**Exercise brief**. Copy nothing but the text: repeat each entry exactly and drop the images.

[START OF Records for the task]

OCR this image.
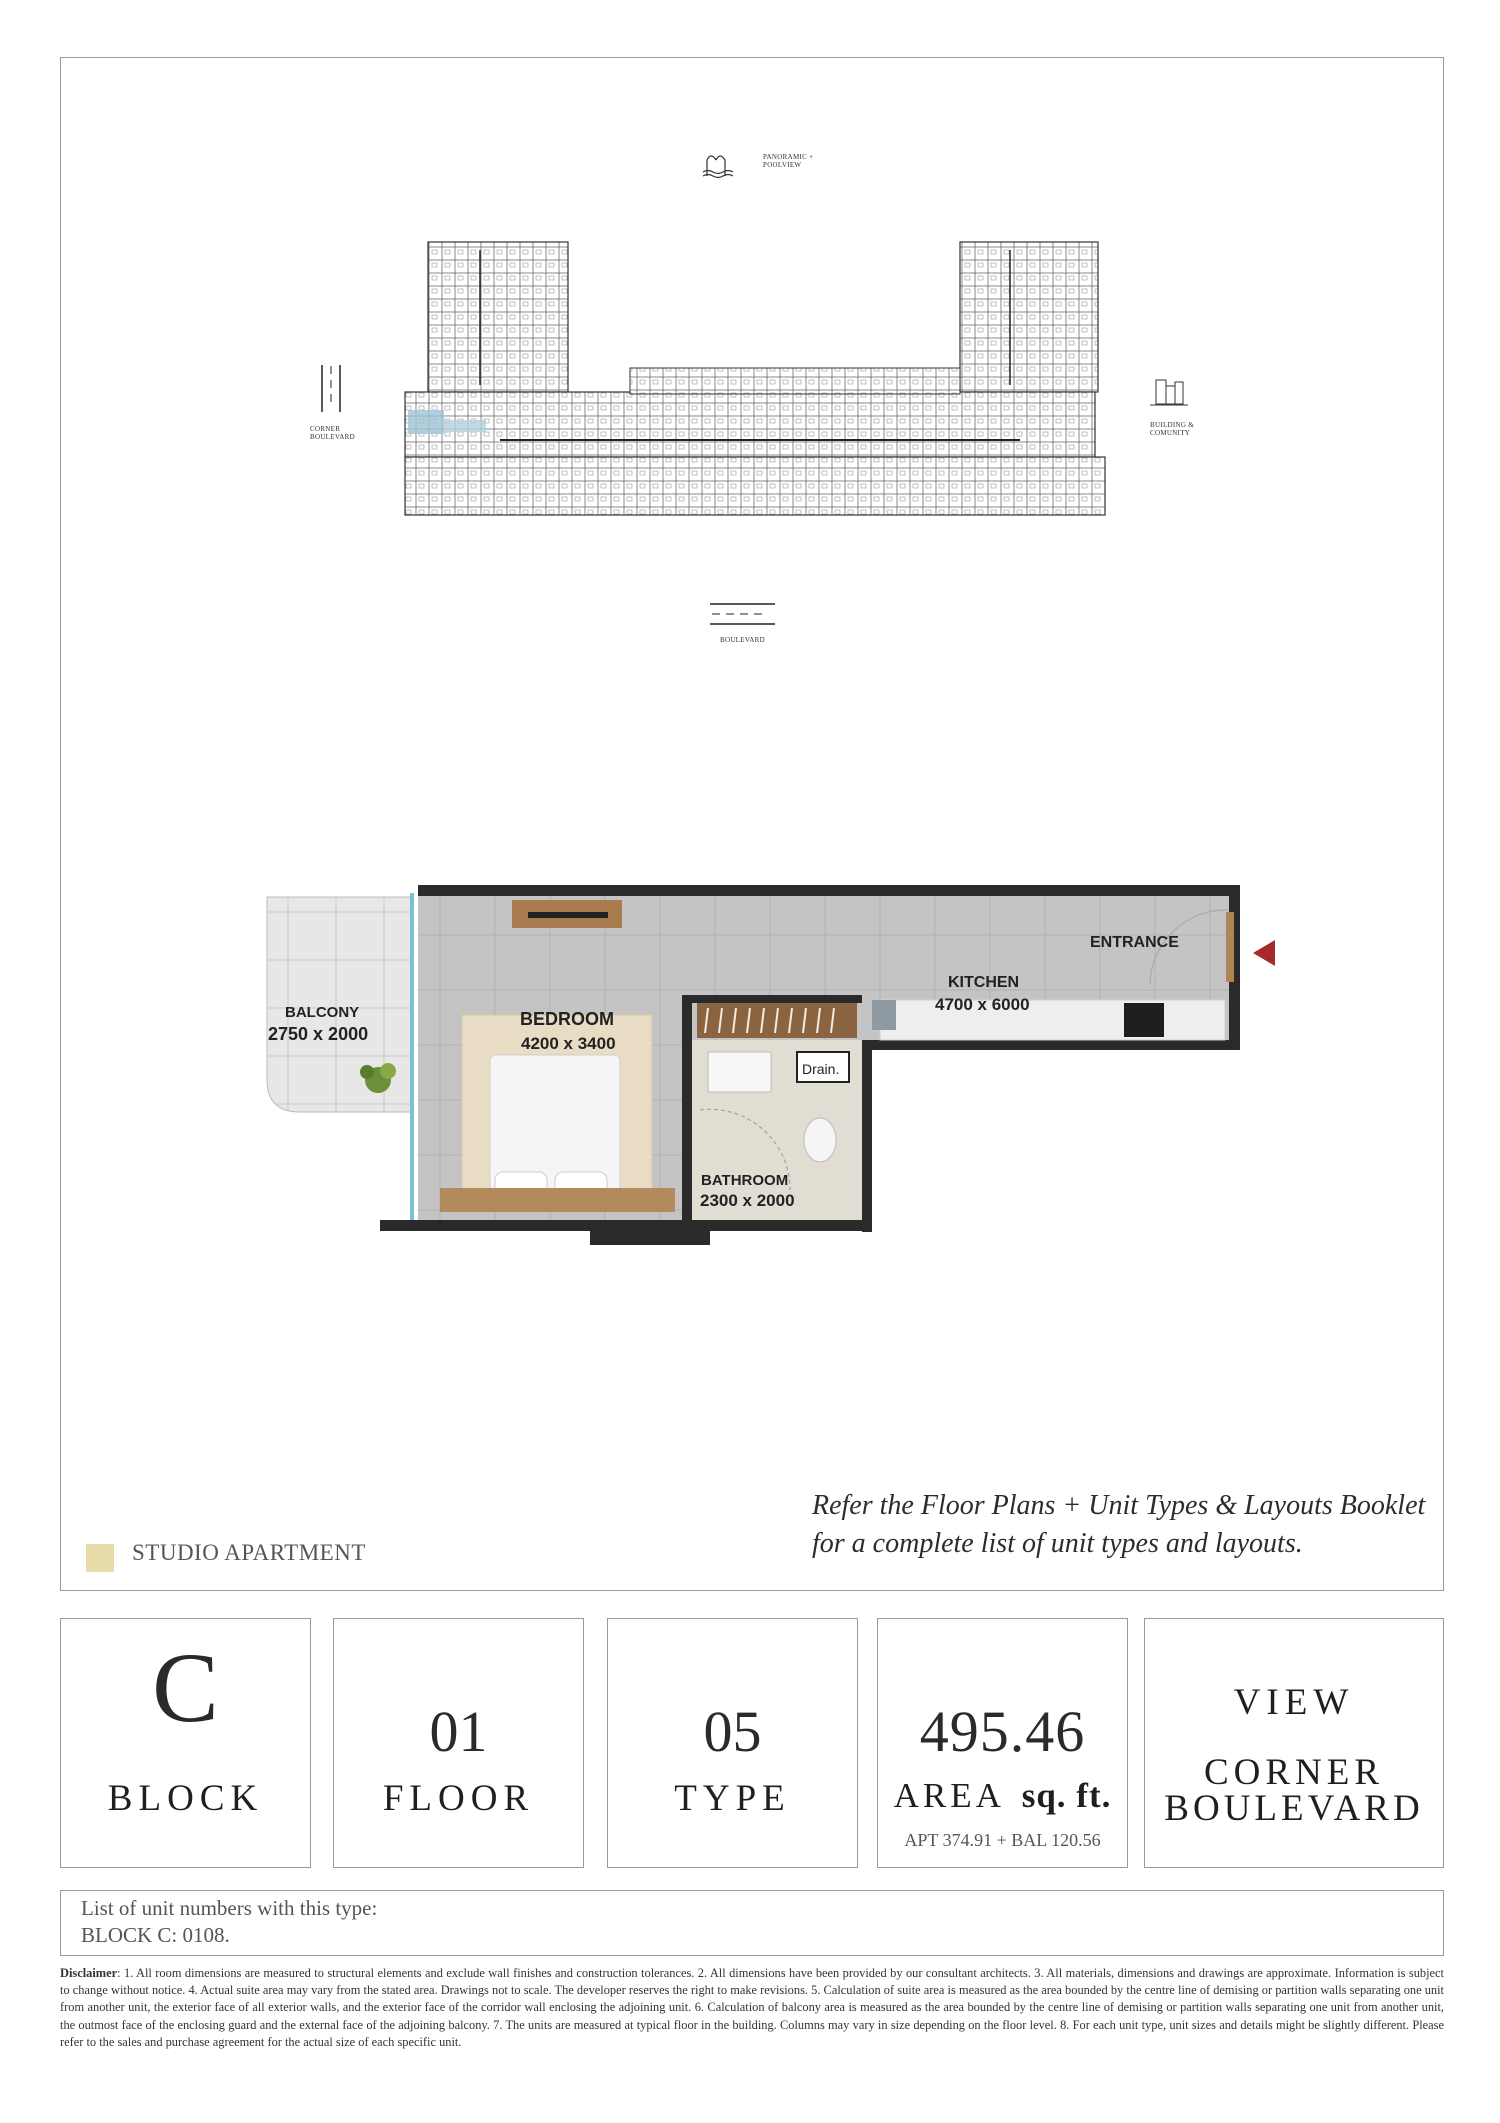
PANORAMIC +
POOLVIEW
CORNER
BOULEVARD
BUILDING &
COMUNITY
BOULEVARD
BALCONY
2750 x 2000
BEDROOM
4200 x 3400
KITCHEN
4700 x 6000
ENTRANCE
BATHROOM
2300 x 2000
Drain.
STUDIO APARTMENT
Refer the Floor Plans + Unit Types & Layouts Booklet for a complete list of unit types and layouts.
C
BLOCK
01
FLOOR
05
TYPE
495.46
AREA sq. ft.
APT 374.91 + BAL 120.56
VIEW
CORNER
BOULEVARD
List of unit numbers with this type:
BLOCK C: 0108.
Disclaimer: 1. All room dimensions are measured to structural elements and exclude wall finishes and construction tolerances. 2. All dimensions have been provided by our consultant architects. 3. All materials, dimensions and drawings are approximate. Information is subject to change without notice. 4. Actual suite area may vary from the stated area. Drawings not to scale. The developer reserves the right to make revisions. 5. Calculation of suite area is measured as the area bounded by the centre line of demising or partition walls separating one unit from another unit, the exterior face of all exterior walls, and the exterior face of the corridor wall enclosing the adjoining unit. 6. Calculation of balcony area is measured as the area bounded by the centre line of demising or partition walls separating one unit from another unit, the outmost face of the enclosing guard and the external face of the adjoining balcony. 7. The units are measured at typical floor in the building. Columns may vary in size depending on the floor level. 8. For each unit type, unit sizes and details might be slightly different. Please refer to the sales and purchase agreement for the actual size of each specific unit.
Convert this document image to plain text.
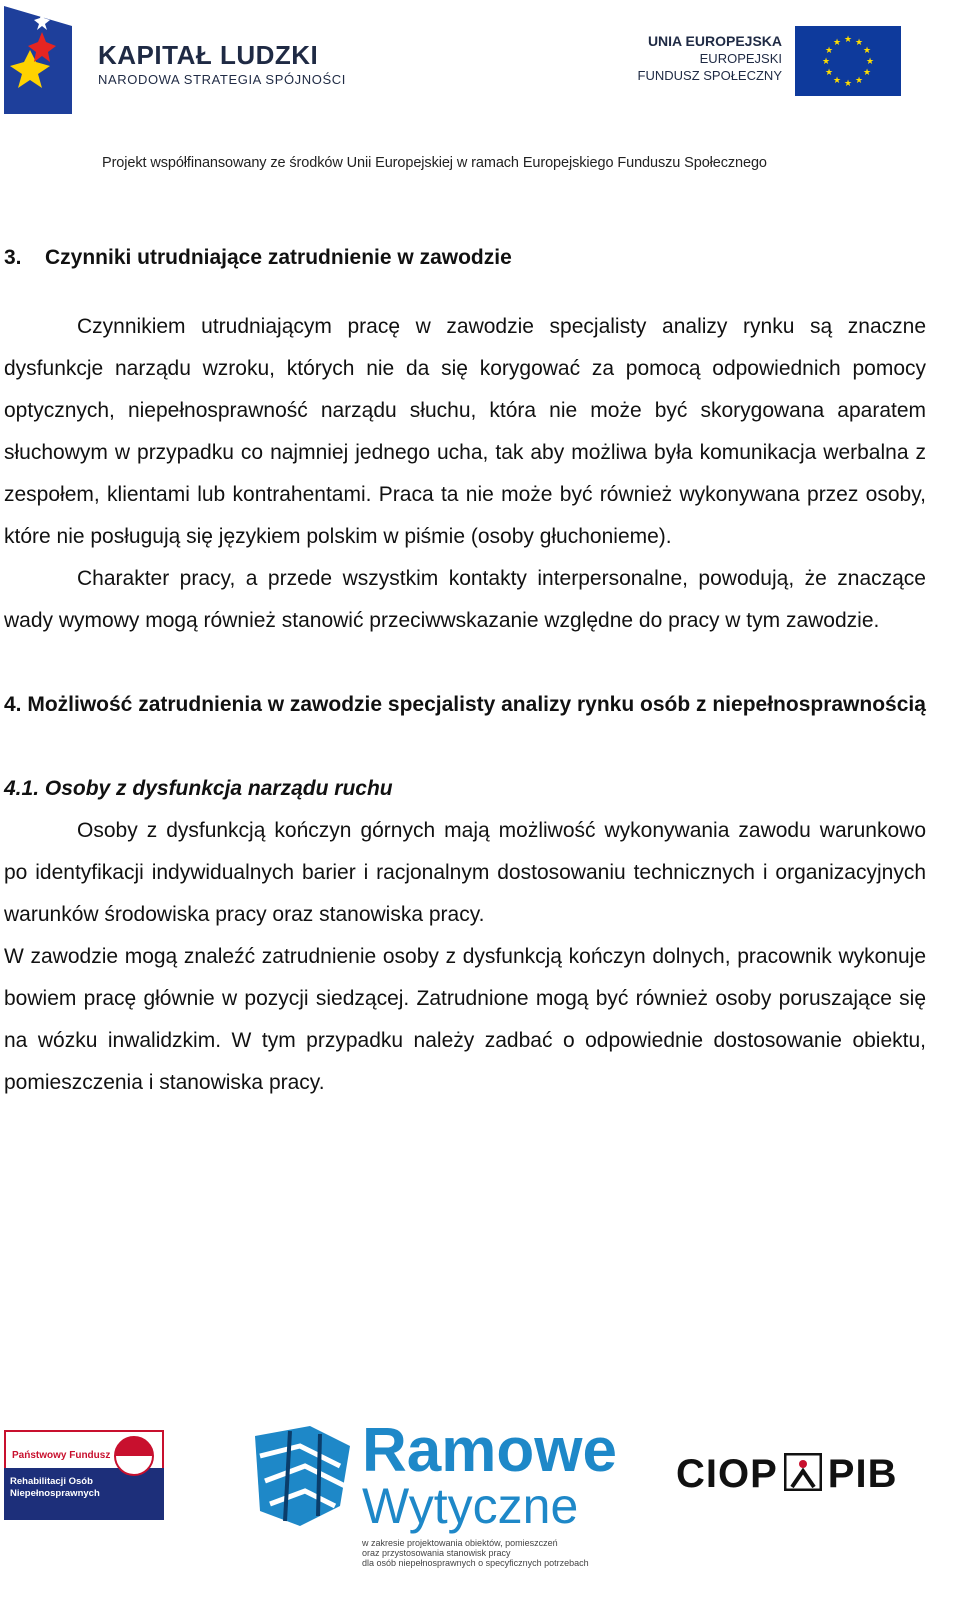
KAPITAŁ LUDZKI
NARODOWA STRATEGIA SPÓJNOŚCI
UNIA EUROPEJSKA
EUROPEJSKI
FUNDUSZ SPOŁECZNY
★ ★
★
★
★
★
★
★
★
★
★
★
Projekt współfinansowany ze środków Unii Europejskiej w ramach Europejskiego Funduszu Społecznego
3. Czynniki utrudniające zatrudnienie w zawodzie

Czynnikiem utrudniającym pracę w zawodzie specjalisty analizy rynku są znaczne dysfunkcje narządu wzroku, których nie da się korygować za pomocą odpowiednich pomocy optycznych, niepełnosprawność narządu słuchu, która nie może być skorygowana aparatem słuchowym w przypadku co najmniej jednego ucha, tak aby możliwa była komunikacja werbalna z zespołem, klientami lub kontrahentami. Praca ta nie może być również wykonywana przez osoby, które nie posługują się językiem polskim w piśmie (osoby głuchonieme).

Charakter pracy, a przede wszystkim kontakty interpersonalne, powodują, że znaczące wady wymowy mogą również stanowić przeciwwskazanie względne do pracy w tym zawodzie.

4. Możliwość zatrudnienia w zawodzie specjalisty analizy rynku osób z niepełnosprawnością

4.1. Osoby z dysfunkcja narządu ruchu

Osoby z dysfunkcją kończyn górnych mają możliwość wykonywania zawodu warunkowo po identyfikacji indywidualnych barier i racjonalnym dostosowaniu technicznych i organizacyjnych warunków środowiska pracy oraz stanowiska pracy.

W zawodzie mogą znaleźć zatrudnienie osoby z dysfunkcją kończyn dolnych, pracownik wykonuje bowiem pracę głównie w pozycji siedzącej. Zatrudnione mogą być również osoby poruszające się na wózku inwalidzkim. W tym przypadku należy zadbać o odpowiednie dostosowanie obiektu, pomieszczenia i stanowiska pracy.

Państwowy Fundusz
Rehabilitacji Osób
Niepełnosprawnych
Ramowe
Wytyczne
w zakresie projektowania obiektów, pomieszczeń
oraz przystosowania stanowisk pracy
dla osób niepełnosprawnych o specyficznych potrzebach
CIOP PIB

[END OF Records for the task]

**Solution to the problem**.
OCR this image.
PANORAMIC +
POOLVIEW
CORNER
BOULEVARD
BUILDING &
COMUNITY
BOULEVARD
BALCONY
2750 x 2000
BEDROOM
4200 x 3400
KITCHEN
4700 x 6000
ENTRANCE
BATHROOM
2300 x 2000
Drain.
STUDIO APARTMENT
Refer the Floor Plans + Unit Types & Layouts Booklet for a complete list of unit types and layouts.
C
BLOCK
01
FLOOR
05
TYPE
495.46
AREA sq. ft.
APT 374.91 + BAL 120.56
VIEW
CORNER
BOULEVARD
List of unit numbers with this type:
BLOCK C: 0108.
Disclaimer: 1. All room dimensions are measured to structural elements and exclude wall finishes and construction tolerances. 2. All dimensions have been provided by our consultant architects. 3. All materials, dimensions and drawings are approximate. Information is subject to change without notice. 4. Actual suite area may vary from the stated area. Drawings not to scale. The developer reserves the right to make revisions. 5. Calculation of suite area is measured as the area bounded by the centre line of demising or partition walls separating one unit from another unit, the exterior face of all exterior walls, and the exterior face of the corridor wall enclosing the adjoining unit. 6. Calculation of balcony area is measured as the area bounded by the centre line of demising or partition walls separating one unit from another unit, the outmost face of the enclosing guard and the external face of the adjoining balcony. 7. The units are measured at typical floor in the building. Columns may vary in size depending on the floor level. 8. For each unit type, unit sizes and details might be slightly different. Please refer to the sales and purchase agreement for the actual size of each specific unit.
Convert this document image to plain text.
KAPITAŁ LUDZKI
NARODOWA STRATEGIA SPÓJNOŚCI
UNIA EUROPEJSKA
EUROPEJSKI
FUNDUSZ SPOŁECZNY
★ ★
★
★
★
★
★
★
★
★
★
★
Projekt współfinansowany ze środków Unii Europejskiej w ramach Europejskiego Funduszu Społecznego
3. Czynniki utrudniające zatrudnienie w zawodzie

Czynnikiem utrudniającym pracę w zawodzie specjalisty analizy rynku są znaczne dysfunkcje narządu wzroku, których nie da się korygować za pomocą odpowiednich pomocy optycznych, niepełnosprawność narządu słuchu, która nie może być skorygowana aparatem słuchowym w przypadku co najmniej jednego ucha, tak aby możliwa była komunikacja werbalna z zespołem, klientami lub kontrahentami. Praca ta nie może być również wykonywana przez osoby, które nie posługują się językiem polskim w piśmie (osoby głuchonieme).

Charakter pracy, a przede wszystkim kontakty interpersonalne, powodują, że znaczące wady wymowy mogą również stanowić przeciwwskazanie względne do pracy w tym zawodzie.

4. Możliwość zatrudnienia w zawodzie specjalisty analizy rynku osób z niepełnosprawnością

4.1. Osoby z dysfunkcja narządu ruchu

Osoby z dysfunkcją kończyn górnych mają możliwość wykonywania zawodu warunkowo po identyfikacji indywidualnych barier i racjonalnym dostosowaniu technicznych i organizacyjnych warunków środowiska pracy oraz stanowiska pracy.

W zawodzie mogą znaleźć zatrudnienie osoby z dysfunkcją kończyn dolnych, pracownik wykonuje bowiem pracę głównie w pozycji siedzącej. Zatrudnione mogą być również osoby poruszające się na wózku inwalidzkim. W tym przypadku należy zadbać o odpowiednie dostosowanie obiektu, pomieszczenia i stanowiska pracy.

Państwowy Fundusz
Rehabilitacji Osób
Niepełnosprawnych
Ramowe
Wytyczne
w zakresie projektowania obiektów, pomieszczeń
oraz przystosowania stanowisk pracy
dla osób niepełnosprawnych o specyficznych potrzebach
CIOP PIB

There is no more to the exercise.